--- Begin ---
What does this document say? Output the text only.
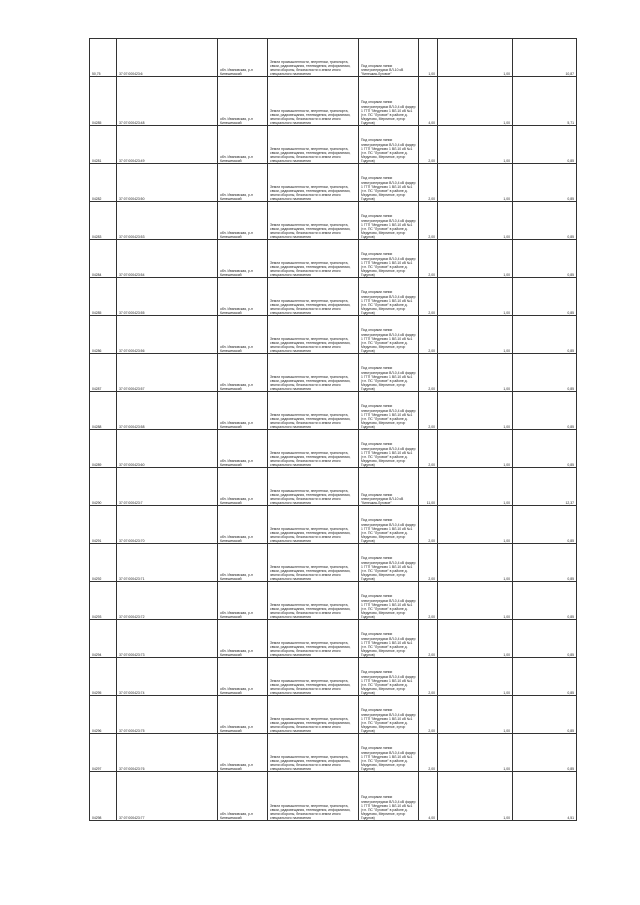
50,75	37:07:000423:6	обл. Ивановская, р-н Кинешемский	Земли промышленности, энергетики, транспорта, связи, радиовещания, телевидения, информатики, земли обороны, безопасности и земли иного специального назначения	Под опорами линии электропередачи ВЛ-10 кВ "Кинешма-Луговое"	1,00	1,00	10,87
04285	37:07:000423:48	обл. Ивановская, р-н Кинешемский	Земли промышленности, энергетики, транспорта, связи, радиовещания, телевидения, информатики, земли обороны, безопасности и земли иного специального назначения	Под опорами линии электропередачи ВЛ-0,4 кВ фидер 1 ГТП "Медуново 1 ВЛ-10 кВ №1 (т.п. ПС "Луговое" в районе д. Медуново, Мерлиное, хутор Годунов)	4,00	1,00	5,71
04281	37:07:000423:49	обл. Ивановская, р-н Кинешемский	Земли промышленности, энергетики, транспорта, связи, радиовещания, телевидения, информатики, земли обороны, безопасности и земли иного специального назначения	Под опорами линии электропередачи ВЛ-0,4 кВ фидер 1 ГТП "Медуново 1 ВЛ-10 кВ №1 (т.п. ПС "Луговое" в районе д. Медуново, Мерлиное, хутор Годунов)	2,00	1,00	0,85
04282	37:07:000423:50	обл. Ивановская, р-н Кинешемский	Земли промышленности, энергетики, транспорта, связи, радиовещания, телевидения, информатики, земли обороны, безопасности и земли иного специального назначения	Под опорами линии электропередачи ВЛ-0,4 кВ фидер 1 ГТП "Медуново 1 ВЛ-10 кВ №1 (т.п. ПС "Луговое" в районе д. Медуново, Мерлиное, хутор Годунов)	2,00	1,00	0,85
04283	37:07:000423:53	обл. Ивановская, р-н Кинешемский	Земли промышленности, энергетики, транспорта, связи, радиовещания, телевидения, информатики, земли обороны, безопасности и земли иного специального назначения	Под опорами линии электропередачи ВЛ-0,4 кВ фидер 1 ГТП "Медуново 1 ВЛ-10 кВ №1 (т.п. ПС "Луговое" в районе д. Медуново, Мерлиное, хутор Годунов)	2,00	1,00	0,85
04284	37:07:000423:54	обл. Ивановская, р-н Кинешемский	Земли промышленности, энергетики, транспорта, связи, радиовещания, телевидения, информатики, земли обороны, безопасности и земли иного специального назначения	Под опорами линии электропередачи ВЛ-0,4 кВ фидер 1 ГТП "Медуново 1 ВЛ-10 кВ №1 (т.п. ПС "Луговое" в районе д. Медуново, Мерлиное, хутор Годунов)	2,00	1,00	0,85
04285	37:07:000423:55	обл. Ивановская, р-н Кинешемский	Земли промышленности, энергетики, транспорта, связи, радиовещания, телевидения, информатики, земли обороны, безопасности и земли иного специального назначения	Под опорами линии электропередачи ВЛ-0,4 кВ фидер 1 ГТП "Медуново 1 ВЛ-10 кВ №1 (т.п. ПС "Луговое" в районе д. Медуново, Мерлиное, хутор Годунов)	2,00	1,00	0,85
04286	37:07:000423:56	обл. Ивановская, р-н Кинешемский	Земли промышленности, энергетики, транспорта, связи, радиовещания, телевидения, информатики, земли обороны, безопасности и земли иного специального назначения	Под опорами линии электропередачи ВЛ-0,4 кВ фидер 1 ГТП "Медуново 1 ВЛ-10 кВ №1 (т.п. ПС "Луговое" в районе д. Медуново, Мерлиное, хутор Годунов)	2,00	1,00	0,85
04287	37:07:000423:57	обл. Ивановская, р-н Кинешемский	Земли промышленности, энергетики, транспорта, связи, радиовещания, телевидения, информатики, земли обороны, безопасности и земли иного специального назначения	Под опорами линии электропередачи ВЛ-0,4 кВ фидер 1 ГТП "Медуново 1 ВЛ-10 кВ №1 (т.п. ПС "Луговое" в районе д. Медуново, Мерлиное, хутор Годунов)	2,00	1,00	0,85
04288	37:07:000423:58	обл. Ивановская, р-н Кинешемский	Земли промышленности, энергетики, транспорта, связи, радиовещания, телевидения, информатики, земли обороны, безопасности и земли иного специального назначения	Под опорами линии электропередачи ВЛ-0,4 кВ фидер 1 ГТП "Медуново 1 ВЛ-10 кВ №1 (т.п. ПС "Луговое" в районе д. Медуново, Мерлиное, хутор Годунов)	2,00	1,00	0,85
04289	37:07:000423:60	обл. Ивановская, р-н Кинешемский	Земли промышленности, энергетики, транспорта, связи, радиовещания, телевидения, информатики, земли обороны, безопасности и земли иного специального назначения	Под опорами линии электропередачи ВЛ-0,4 кВ фидер 1 ГТП "Медуново 1 ВЛ-10 кВ №1 (т.п. ПС "Луговое" в районе д. Медуново, Мерлиное, хутор Годунов)	2,00	1,00	0,85
04290	37:07:000423:7	обл. Ивановская, р-н Кинешемский	Земли промышленности, энергетики, транспорта, связи, радиовещания, телевидения, информатики, земли обороны, безопасности и земли иного специального назначения	Под опорами линии электропередачи ВЛ-10 кВ "Кинешма-Луговое"	11,00	1,00	12,37
04291	37:07:000423:70	обл. Ивановская, р-н Кинешемский	Земли промышленности, энергетики, транспорта, связи, радиовещания, телевидения, информатики, земли обороны, безопасности и земли иного специального назначения	Под опорами линии электропередачи ВЛ-0,4 кВ фидер 1 ГТП "Медуново 1 ВЛ-10 кВ №1 (т.п. ПС "Луговое" в районе д. Медуново, Мерлиное, хутор Годунов)	2,00	1,00	0,85
04292	37:07:000423:71	обл. Ивановская, р-н Кинешемский	Земли промышленности, энергетики, транспорта, связи, радиовещания, телевидения, информатики, земли обороны, безопасности и земли иного специального назначения	Под опорами линии электропередачи ВЛ-0,4 кВ фидер 1 ГТП "Медуново 1 ВЛ-10 кВ №1 (т.п. ПС "Луговое" в районе д. Медуново, Мерлиное, хутор Годунов)	2,00	1,00	0,85
04293	37:07:000423:72	обл. Ивановская, р-н Кинешемский	Земли промышленности, энергетики, транспорта, связи, радиовещания, телевидения, информатики, земли обороны, безопасности и земли иного специального назначения	Под опорами линии электропередачи ВЛ-0,4 кВ фидер 1 ГТП "Медуново 1 ВЛ-10 кВ №1 (т.п. ПС "Луговое" в районе д. Медуново, Мерлиное, хутор Годунов)	2,00	1,00	0,85
04294	37:07:000423:73	обл. Ивановская, р-н Кинешемский	Земли промышленности, энергетики, транспорта, связи, радиовещания, телевидения, информатики, земли обороны, безопасности и земли иного специального назначения	Под опорами линии электропередачи ВЛ-0,4 кВ фидер 1 ГТП "Медуново 1 ВЛ-10 кВ №1 (т.п. ПС "Луговое" в районе д. Медуново, Мерлиное, хутор Годунов)	2,00	1,00	0,85
04295	37:07:000423:74	обл. Ивановская, р-н Кинешемский	Земли промышленности, энергетики, транспорта, связи, радиовещания, телевидения, информатики, земли обороны, безопасности и земли иного специального назначения	Под опорами линии электропередачи ВЛ-0,4 кВ фидер 1 ГТП "Медуново 1 ВЛ-10 кВ №1 (т.п. ПС "Луговое" в районе д. Медуново, Мерлиное, хутор Годунов)	2,00	1,00	0,85
04296	37:07:000423:75	обл. Ивановская, р-н Кинешемский	Земли промышленности, энергетики, транспорта, связи, радиовещания, телевидения, информатики, земли обороны, безопасности и земли иного специального назначения	Под опорами линии электропередачи ВЛ-0,4 кВ фидер 1 ГТП "Медуново 1 ВЛ-10 кВ №1 (т.п. ПС "Луговое" в районе д. Медуново, Мерлиное, хутор Годунов)	2,00	1,00	0,85
04297	37:07:000423:76	обл. Ивановская, р-н Кинешемский	Земли промышленности, энергетики, транспорта, связи, радиовещания, телевидения, информатики, земли обороны, безопасности и земли иного специального назначения	Под опорами линии электропередачи ВЛ-0,4 кВ фидер 1 ГТП "Медуново 1 ВЛ-10 кВ №1 (т.п. ПС "Луговое" в районе д. Медуново, Мерлиное, хутор Годунов)	2,00	1,00	0,85
04298	37:07:000423:77	обл. Ивановская, р-н Кинешемский	Земли промышленности, энергетики, транспорта, связи, радиовещания, телевидения, информатики, земли обороны, безопасности и земли иного специального назначения	Под опорами линии электропередачи ВЛ-0,4 кВ фидер 1 ГТП "Медуново 1 ВЛ-10 кВ №1 (т.п. ПС "Луговое" в районе д. Медуново, Мерлиное, хутор Годунов)	4,00	1,00	4,51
--- End ---
■ The request: Your reply is one number: how many lines of the records above contain the word "Кинешма".

■ Solution for this exercise: 2